## Written request
Your answer should be one number: the count of lines in these entries that hold the word "Programdíj".

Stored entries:
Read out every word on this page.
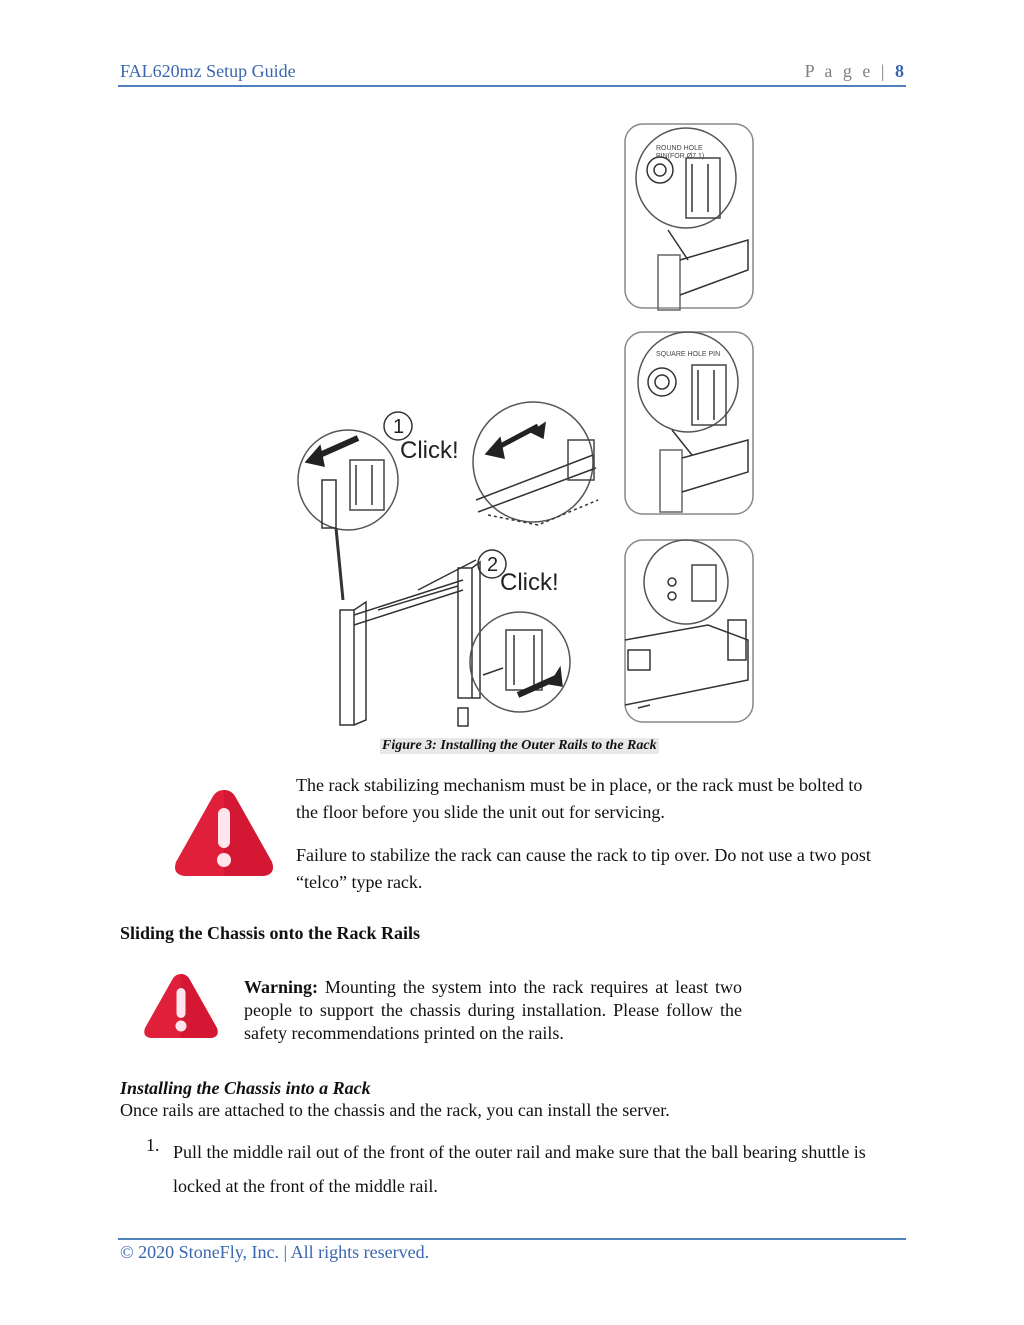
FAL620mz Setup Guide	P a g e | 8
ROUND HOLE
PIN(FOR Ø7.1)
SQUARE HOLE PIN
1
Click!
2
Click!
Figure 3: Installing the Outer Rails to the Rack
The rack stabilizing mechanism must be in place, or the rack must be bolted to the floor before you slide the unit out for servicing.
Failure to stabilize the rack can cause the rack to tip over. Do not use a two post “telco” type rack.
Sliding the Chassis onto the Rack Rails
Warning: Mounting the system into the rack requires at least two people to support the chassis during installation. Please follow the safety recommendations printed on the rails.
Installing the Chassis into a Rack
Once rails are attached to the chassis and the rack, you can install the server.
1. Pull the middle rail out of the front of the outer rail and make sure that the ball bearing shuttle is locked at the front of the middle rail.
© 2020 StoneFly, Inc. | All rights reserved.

* * *

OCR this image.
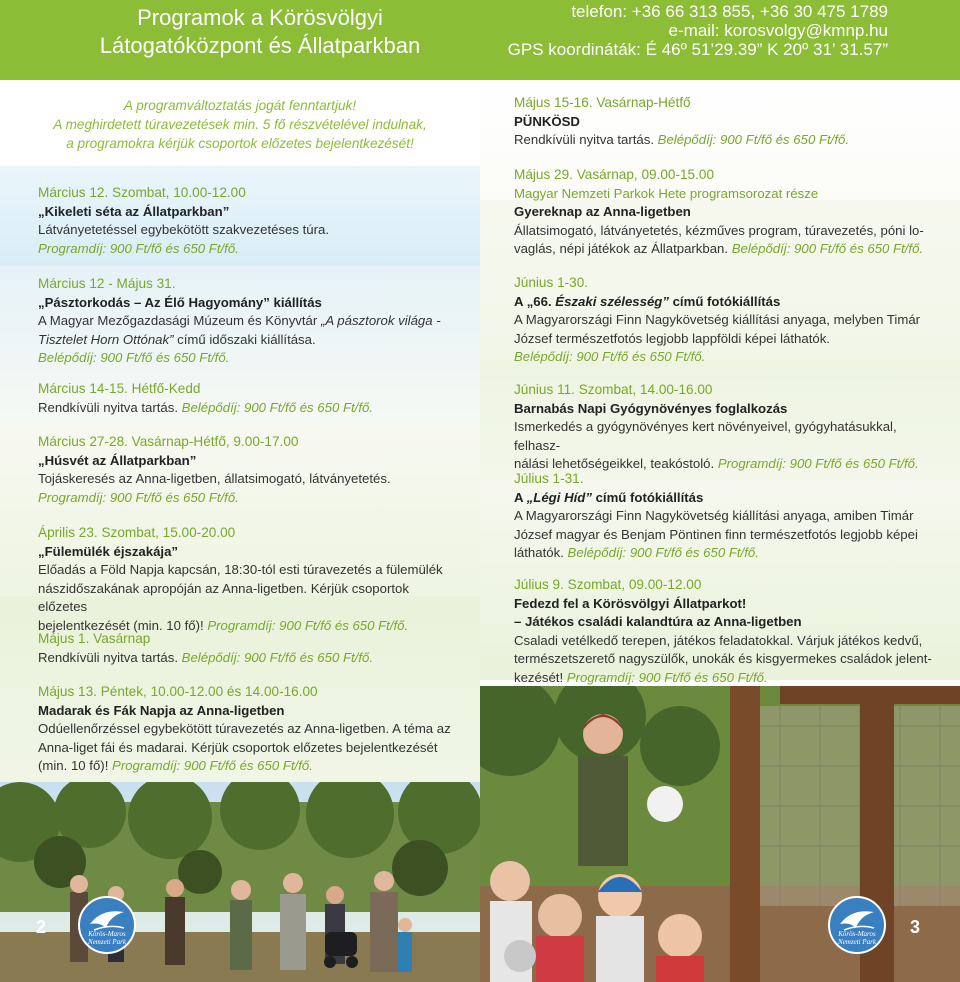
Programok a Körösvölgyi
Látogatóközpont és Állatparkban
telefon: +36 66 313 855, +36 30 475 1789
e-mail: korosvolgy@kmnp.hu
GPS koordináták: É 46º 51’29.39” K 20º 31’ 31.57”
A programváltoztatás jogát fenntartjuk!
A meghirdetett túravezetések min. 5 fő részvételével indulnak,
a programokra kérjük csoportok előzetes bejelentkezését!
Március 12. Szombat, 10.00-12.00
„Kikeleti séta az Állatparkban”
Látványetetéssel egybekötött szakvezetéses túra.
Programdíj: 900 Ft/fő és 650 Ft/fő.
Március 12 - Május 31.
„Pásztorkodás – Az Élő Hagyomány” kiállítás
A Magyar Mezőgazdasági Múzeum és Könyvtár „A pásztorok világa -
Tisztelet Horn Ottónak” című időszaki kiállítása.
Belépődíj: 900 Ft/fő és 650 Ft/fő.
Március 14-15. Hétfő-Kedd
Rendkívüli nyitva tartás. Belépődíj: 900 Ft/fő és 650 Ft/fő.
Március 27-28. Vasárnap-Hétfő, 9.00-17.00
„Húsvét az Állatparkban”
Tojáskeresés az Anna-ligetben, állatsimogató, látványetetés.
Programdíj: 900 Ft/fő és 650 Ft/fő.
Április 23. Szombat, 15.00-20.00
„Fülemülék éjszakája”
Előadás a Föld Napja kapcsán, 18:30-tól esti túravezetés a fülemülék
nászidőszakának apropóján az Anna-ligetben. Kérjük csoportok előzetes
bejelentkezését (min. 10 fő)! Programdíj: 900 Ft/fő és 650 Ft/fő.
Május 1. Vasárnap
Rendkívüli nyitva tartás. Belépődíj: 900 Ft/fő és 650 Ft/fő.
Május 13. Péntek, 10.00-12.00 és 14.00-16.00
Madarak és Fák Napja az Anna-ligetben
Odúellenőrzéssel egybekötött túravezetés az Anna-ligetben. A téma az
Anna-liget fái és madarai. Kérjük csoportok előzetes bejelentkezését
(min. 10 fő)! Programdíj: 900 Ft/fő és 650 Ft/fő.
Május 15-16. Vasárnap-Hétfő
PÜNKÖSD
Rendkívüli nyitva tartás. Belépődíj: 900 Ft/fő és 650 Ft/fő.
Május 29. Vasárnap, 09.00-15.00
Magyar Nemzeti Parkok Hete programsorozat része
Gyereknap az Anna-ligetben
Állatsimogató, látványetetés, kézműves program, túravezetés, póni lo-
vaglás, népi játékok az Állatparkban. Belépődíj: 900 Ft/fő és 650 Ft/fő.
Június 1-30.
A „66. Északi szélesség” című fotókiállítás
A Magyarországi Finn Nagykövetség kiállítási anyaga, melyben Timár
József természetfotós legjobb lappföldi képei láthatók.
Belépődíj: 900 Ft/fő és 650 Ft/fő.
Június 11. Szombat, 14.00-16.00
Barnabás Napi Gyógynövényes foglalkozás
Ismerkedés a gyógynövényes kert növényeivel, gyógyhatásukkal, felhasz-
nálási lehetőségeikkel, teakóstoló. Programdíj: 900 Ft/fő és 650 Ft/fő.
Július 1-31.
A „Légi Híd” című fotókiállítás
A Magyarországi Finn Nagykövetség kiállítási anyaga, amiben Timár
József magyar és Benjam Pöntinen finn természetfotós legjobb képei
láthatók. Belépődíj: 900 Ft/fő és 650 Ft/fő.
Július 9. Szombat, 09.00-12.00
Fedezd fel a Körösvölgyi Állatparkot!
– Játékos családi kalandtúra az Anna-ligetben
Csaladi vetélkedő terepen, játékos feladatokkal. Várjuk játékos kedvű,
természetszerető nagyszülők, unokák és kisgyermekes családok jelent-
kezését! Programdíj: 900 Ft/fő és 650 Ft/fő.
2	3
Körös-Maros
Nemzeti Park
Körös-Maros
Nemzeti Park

## Answer for this exercise
6